-- Start Supplied data --

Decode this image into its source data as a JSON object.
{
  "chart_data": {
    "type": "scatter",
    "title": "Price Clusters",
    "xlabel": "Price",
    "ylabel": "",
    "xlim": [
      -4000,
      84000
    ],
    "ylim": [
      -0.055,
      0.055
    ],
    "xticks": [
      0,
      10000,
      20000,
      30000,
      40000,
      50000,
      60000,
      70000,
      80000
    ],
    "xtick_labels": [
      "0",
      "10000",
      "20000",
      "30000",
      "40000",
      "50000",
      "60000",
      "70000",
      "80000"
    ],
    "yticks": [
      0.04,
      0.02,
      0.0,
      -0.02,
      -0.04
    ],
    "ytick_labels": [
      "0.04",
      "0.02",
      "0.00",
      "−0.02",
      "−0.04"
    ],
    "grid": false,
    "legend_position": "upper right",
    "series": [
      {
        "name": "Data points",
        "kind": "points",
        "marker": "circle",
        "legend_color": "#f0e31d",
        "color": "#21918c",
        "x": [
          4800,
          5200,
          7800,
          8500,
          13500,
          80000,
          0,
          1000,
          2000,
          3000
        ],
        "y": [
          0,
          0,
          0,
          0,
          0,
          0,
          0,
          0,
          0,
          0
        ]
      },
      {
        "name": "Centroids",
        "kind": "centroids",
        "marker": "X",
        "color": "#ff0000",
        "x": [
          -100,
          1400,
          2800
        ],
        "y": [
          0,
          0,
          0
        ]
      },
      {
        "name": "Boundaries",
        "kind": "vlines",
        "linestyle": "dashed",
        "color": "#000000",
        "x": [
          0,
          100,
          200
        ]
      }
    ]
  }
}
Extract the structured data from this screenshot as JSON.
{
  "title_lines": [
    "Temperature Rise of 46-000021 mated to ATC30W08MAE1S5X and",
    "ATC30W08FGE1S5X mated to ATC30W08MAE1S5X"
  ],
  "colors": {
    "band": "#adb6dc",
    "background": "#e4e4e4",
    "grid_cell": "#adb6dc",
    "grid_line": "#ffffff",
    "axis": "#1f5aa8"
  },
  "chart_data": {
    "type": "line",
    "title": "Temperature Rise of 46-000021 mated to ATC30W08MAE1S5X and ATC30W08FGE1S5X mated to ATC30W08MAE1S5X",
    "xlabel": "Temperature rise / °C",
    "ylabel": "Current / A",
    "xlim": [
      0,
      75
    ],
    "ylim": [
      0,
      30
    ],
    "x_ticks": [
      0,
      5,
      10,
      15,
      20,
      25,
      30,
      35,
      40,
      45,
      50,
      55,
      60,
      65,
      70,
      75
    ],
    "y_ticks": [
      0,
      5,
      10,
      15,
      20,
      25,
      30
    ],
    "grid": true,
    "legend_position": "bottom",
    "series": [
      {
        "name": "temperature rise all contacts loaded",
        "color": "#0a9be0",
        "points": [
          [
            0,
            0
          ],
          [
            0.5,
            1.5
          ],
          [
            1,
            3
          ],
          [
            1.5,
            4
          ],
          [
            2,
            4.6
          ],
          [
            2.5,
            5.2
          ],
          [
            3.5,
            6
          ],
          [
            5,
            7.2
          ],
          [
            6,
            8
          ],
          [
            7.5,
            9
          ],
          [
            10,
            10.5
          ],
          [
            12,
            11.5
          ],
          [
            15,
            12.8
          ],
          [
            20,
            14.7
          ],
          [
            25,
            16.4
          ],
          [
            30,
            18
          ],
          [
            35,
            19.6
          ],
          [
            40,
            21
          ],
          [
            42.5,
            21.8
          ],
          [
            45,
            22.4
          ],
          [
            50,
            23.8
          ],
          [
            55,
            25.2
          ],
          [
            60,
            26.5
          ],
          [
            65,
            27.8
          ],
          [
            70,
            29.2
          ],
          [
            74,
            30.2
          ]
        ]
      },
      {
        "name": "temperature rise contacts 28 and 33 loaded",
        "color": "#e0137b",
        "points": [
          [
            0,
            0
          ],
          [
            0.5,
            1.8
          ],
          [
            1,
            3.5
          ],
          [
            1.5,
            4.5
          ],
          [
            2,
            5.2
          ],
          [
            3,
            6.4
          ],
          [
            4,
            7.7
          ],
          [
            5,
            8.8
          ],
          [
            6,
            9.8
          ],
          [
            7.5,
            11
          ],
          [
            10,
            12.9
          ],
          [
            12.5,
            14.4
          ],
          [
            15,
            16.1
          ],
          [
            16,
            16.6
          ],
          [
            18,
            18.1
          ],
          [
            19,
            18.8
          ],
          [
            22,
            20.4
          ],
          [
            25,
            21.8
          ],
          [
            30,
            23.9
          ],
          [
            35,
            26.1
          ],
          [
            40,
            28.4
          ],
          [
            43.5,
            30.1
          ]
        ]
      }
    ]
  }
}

-- End Supplied data --

Go through the listing and copy all of it exactly.

**Completed task**
Decode this image into its source data as a JSON object.
{
  "chart_data": {
    "type": "scatter",
    "title": "Price Clusters",
    "xlabel": "Price",
    "ylabel": "",
    "xlim": [
      -4000,
      84000
    ],
    "ylim": [
      -0.055,
      0.055
    ],
    "xticks": [
      0,
      10000,
      20000,
      30000,
      40000,
      50000,
      60000,
      70000,
      80000
    ],
    "xtick_labels": [
      "0",
      "10000",
      "20000",
      "30000",
      "40000",
      "50000",
      "60000",
      "70000",
      "80000"
    ],
    "yticks": [
      0.04,
      0.02,
      0.0,
      -0.02,
      -0.04
    ],
    "ytick_labels": [
      "0.04",
      "0.02",
      "0.00",
      "−0.02",
      "−0.04"
    ],
    "grid": false,
    "legend_position": "upper right",
    "series": [
      {
        "name": "Data points",
        "kind": "points",
        "marker": "circle",
        "legend_color": "#f0e31d",
        "color": "#21918c",
        "x": [
          4800,
          5200,
          7800,
          8500,
          13500,
          80000,
          0,
          1000,
          2000,
          3000
        ],
        "y": [
          0,
          0,
          0,
          0,
          0,
          0,
          0,
          0,
          0,
          0
        ]
      },
      {
        "name": "Centroids",
        "kind": "centroids",
        "marker": "X",
        "color": "#ff0000",
        "x": [
          -100,
          1400,
          2800
        ],
        "y": [
          0,
          0,
          0
        ]
      },
      {
        "name": "Boundaries",
        "kind": "vlines",
        "linestyle": "dashed",
        "color": "#000000",
        "x": [
          0,
          100,
          200
        ]
      }
    ]
  }
}
Extract the structured data from this screenshot as JSON.
{
  "title_lines": [
    "Temperature Rise of 46-000021 mated to ATC30W08MAE1S5X and",
    "ATC30W08FGE1S5X mated to ATC30W08MAE1S5X"
  ],
  "colors": {
    "band": "#adb6dc",
    "background": "#e4e4e4",
    "grid_cell": "#adb6dc",
    "grid_line": "#ffffff",
    "axis": "#1f5aa8"
  },
  "chart_data": {
    "type": "line",
    "title": "Temperature Rise of 46-000021 mated to ATC30W08MAE1S5X and ATC30W08FGE1S5X mated to ATC30W08MAE1S5X",
    "xlabel": "Temperature rise / °C",
    "ylabel": "Current / A",
    "xlim": [
      0,
      75
    ],
    "ylim": [
      0,
      30
    ],
    "x_ticks": [
      0,
      5,
      10,
      15,
      20,
      25,
      30,
      35,
      40,
      45,
      50,
      55,
      60,
      65,
      70,
      75
    ],
    "y_ticks": [
      0,
      5,
      10,
      15,
      20,
      25,
      30
    ],
    "grid": true,
    "legend_position": "bottom",
    "series": [
      {
        "name": "temperature rise all contacts loaded",
        "color": "#0a9be0",
        "points": [
          [
            0,
            0
          ],
          [
            0.5,
            1.5
          ],
          [
            1,
            3
          ],
          [
            1.5,
            4
          ],
          [
            2,
            4.6
          ],
          [
            2.5,
            5.2
          ],
          [
            3.5,
            6
          ],
          [
            5,
            7.2
          ],
          [
            6,
            8
          ],
          [
            7.5,
            9
          ],
          [
            10,
            10.5
          ],
          [
            12,
            11.5
          ],
          [
            15,
            12.8
          ],
          [
            20,
            14.7
          ],
          [
            25,
            16.4
          ],
          [
            30,
            18
          ],
          [
            35,
            19.6
          ],
          [
            40,
            21
          ],
          [
            42.5,
            21.8
          ],
          [
            45,
            22.4
          ],
          [
            50,
            23.8
          ],
          [
            55,
            25.2
          ],
          [
            60,
            26.5
          ],
          [
            65,
            27.8
          ],
          [
            70,
            29.2
          ],
          [
            74,
            30.2
          ]
        ]
      },
      {
        "name": "temperature rise contacts 28 and 33 loaded",
        "color": "#e0137b",
        "points": [
          [
            0,
            0
          ],
          [
            0.5,
            1.8
          ],
          [
            1,
            3.5
          ],
          [
            1.5,
            4.5
          ],
          [
            2,
            5.2
          ],
          [
            3,
            6.4
          ],
          [
            4,
            7.7
          ],
          [
            5,
            8.8
          ],
          [
            6,
            9.8
          ],
          [
            7.5,
            11
          ],
          [
            10,
            12.9
          ],
          [
            12.5,
            14.4
          ],
          [
            15,
            16.1
          ],
          [
            16,
            16.6
          ],
          [
            18,
            18.1
          ],
          [
            19,
            18.8
          ],
          [
            22,
            20.4
          ],
          [
            25,
            21.8
          ],
          [
            30,
            23.9
          ],
          [
            35,
            26.1
          ],
          [
            40,
            28.4
          ],
          [
            43.5,
            30.1
          ]
        ]
      }
    ]
  }
}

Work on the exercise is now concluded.